── Material provided
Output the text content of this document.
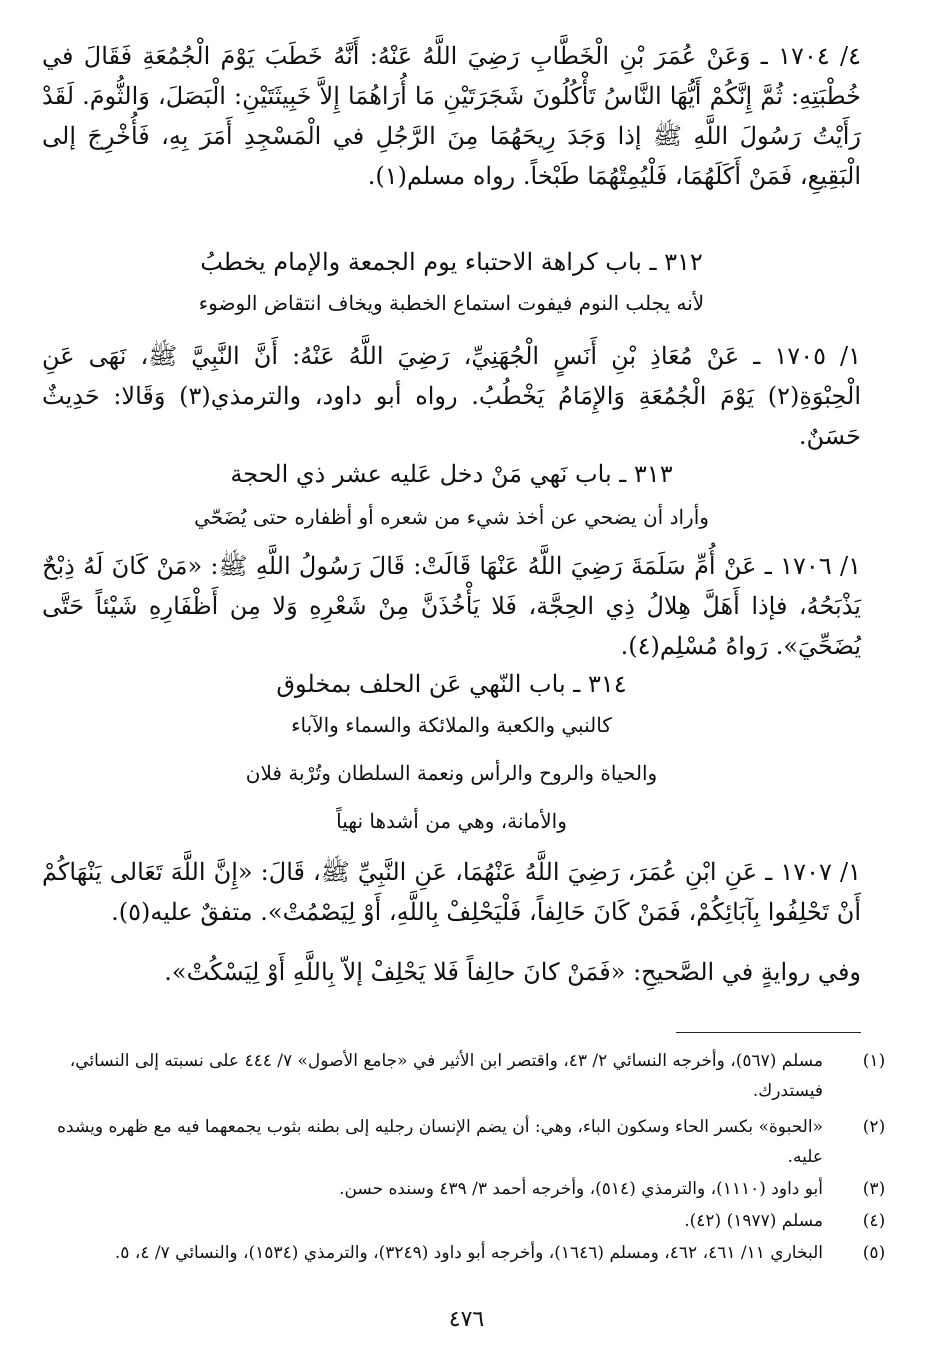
٤/ ١٧٠٤ ـ وَعَنْ عُمَرَ بْنِ الْخَطَّابِ رَضِيَ اللَّهُ عَنْهُ: أَنَّهُ خَطَبَ يَوْمَ الْجُمُعَةِ فَقَالَ في خُطْبَتِهِ: ثُمَّ إِنَّكُمْ أَيُّهَا النَّاسُ تَأْكُلُونَ شَجَرَتَيْنِ مَا أُرَاهُمَا إِلاَّ خَبِيثَتَيْنِ: الْبَصَلَ، وَالثُّومَ. لَقَدْ رَأَيْتُ رَسُولَ اللَّهِ ﷺ إذا وَجَدَ رِيحَهُمَا مِنَ الرَّجُلِ في الْمَسْجِدِ أَمَرَ بِهِ، فَأُخْرِجَ إلى الْبَقِيعِ، فَمَنْ أَكَلَهُمَا، فَلْيُمِتْهُمَا طَبْخاً. رواه مسلم(١).

٣١٢ ـ باب كراهة الاحتباء يوم الجمعة والإمام يخطبُ
لأنه يجلب النوم فيفوت استماع الخطبة ويخاف انتقاض الوضوء

١/ ١٧٠٥ ـ عَنْ مُعَاذِ بْنِ أَنَسٍ الْجُهَنِيِّ، رَضِيَ اللَّهُ عَنْهُ: أَنَّ النَّبِيَّ ﷺ، نَهَى عَنِ الْحِبْوَةِ(٢) يَوْمَ الْجُمُعَةِ وَالإِمَامُ يَخْطُبُ. رواه أبو داود، والترمذي(٣) وَقَالا: حَدِيثٌ حَسَنٌ.

٣١٣ ـ باب نَهي مَنْ دخل عَليه عشر ذي الحجة
وأراد أن يضحي عن أخذ شيء من شعره أو أظفاره حتى يُضَحّي

١/ ١٧٠٦ ـ عَنْ أُمِّ سَلَمَةَ رَضِيَ اللَّهُ عَنْهَا قَالَتْ: قَالَ رَسُولُ اللَّهِ ﷺ: «مَنْ كَانَ لَهُ ذِبْحٌ يَذْبَحُهُ، فإذا أَهَلَّ هِلالُ ذِي الحِجَّة، فَلا يَأْخُذَنَّ مِنْ شَعْرِهِ وَلا مِن أَظْفَارِهِ شَيْئاً حَتَّى يُضَحِّيَ». رَواهُ مُسْلِم(٤).

٣١٤ ـ باب النّهي عَن الحلف بمخلوق
كالنبي والكعبة والملائكة والسماء والآباء
والحياة والروح والرأس ونعمة السلطان وتُرْبة فلان
والأمانة، وهي من أشدها نهياً

١/ ١٧٠٧ ـ عَنِ ابْنِ عُمَرَ، رَضِيَ اللَّهُ عَنْهُمَا، عَنِ النَّبِيِّ ﷺ، قَالَ: «إِنَّ اللَّهَ تَعَالى يَنْهَاكُمْ أَنْ تَحْلِفُوا بِآبَائِكُمْ، فَمَنْ كَانَ حَالِفاً، فَلْيَحْلِفْ بِاللَّهِ، أَوْ لِيَصْمُتْ». متفقٌ عليه(٥).

وفي روايةٍ في الصَّحيحِ: «فَمَنْ كانَ حالِفاً فَلا يَحْلِفْ إلاّ بِاللَّهِ أَوْ لِيَسْكُتْ».

(١)
مسلم (٥٦٧)، وأخرجه النسائي ٢/ ٤٣، واقتصر ابن الأثير في «جامع الأصول» ٧/ ٤٤٤ على نسبته إلى النسائي، فيستدرك.
(٢)
«الحبوة» بكسر الحاء وسكون الباء، وهي: أن يضم الإنسان رجليه إلى بطنه بثوب يجمعهما فيه مع ظهره ويشده عليه.
(٣)
أبو داود (١١١٠)، والترمذي (٥١٤)، وأخرجه أحمد ٣/ ٤٣٩ وسنده حسن.
(٤)
مسلم (١٩٧٧) (٤٢).
(٥)
البخاري ١١/ ٤٦١، ٤٦٢، ومسلم (١٦٤٦)، وأخرجه أبو داود (٣٢٤٩)، والترمذي (١٥٣٤)، والنسائي ٧/ ٤، ٥.
٤٧٦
────
• _Set problem_:
All lines of the data above that include the word "داود" must be shown.

• _Exercise answer_:
١/ ١٧٠٥ ـ عَنْ مُعَاذِ بْنِ أَنَسٍ الْجُهَنِيِّ، رَضِيَ اللَّهُ عَنْهُ: أَنَّ النَّبِيَّ ﷺ، نَهَى عَنِ الْحِبْوَةِ(٢) يَوْمَ الْجُمُعَةِ وَالإِمَامُ يَخْطُبُ. رواه أبو داود، والترمذي(٣) وَقَالا: حَدِيثٌ حَسَنٌ.
أبو داود (١١١٠)، والترمذي (٥١٤)، وأخرجه أحمد ٣/ ٤٣٩ وسنده حسن.
البخاري ١١/ ٤٦١، ٤٦٢، ومسلم (١٦٤٦)، وأخرجه أبو داود (٣٢٤٩)، والترمذي (١٥٣٤)، والنسائي ٧/ ٤، ٥.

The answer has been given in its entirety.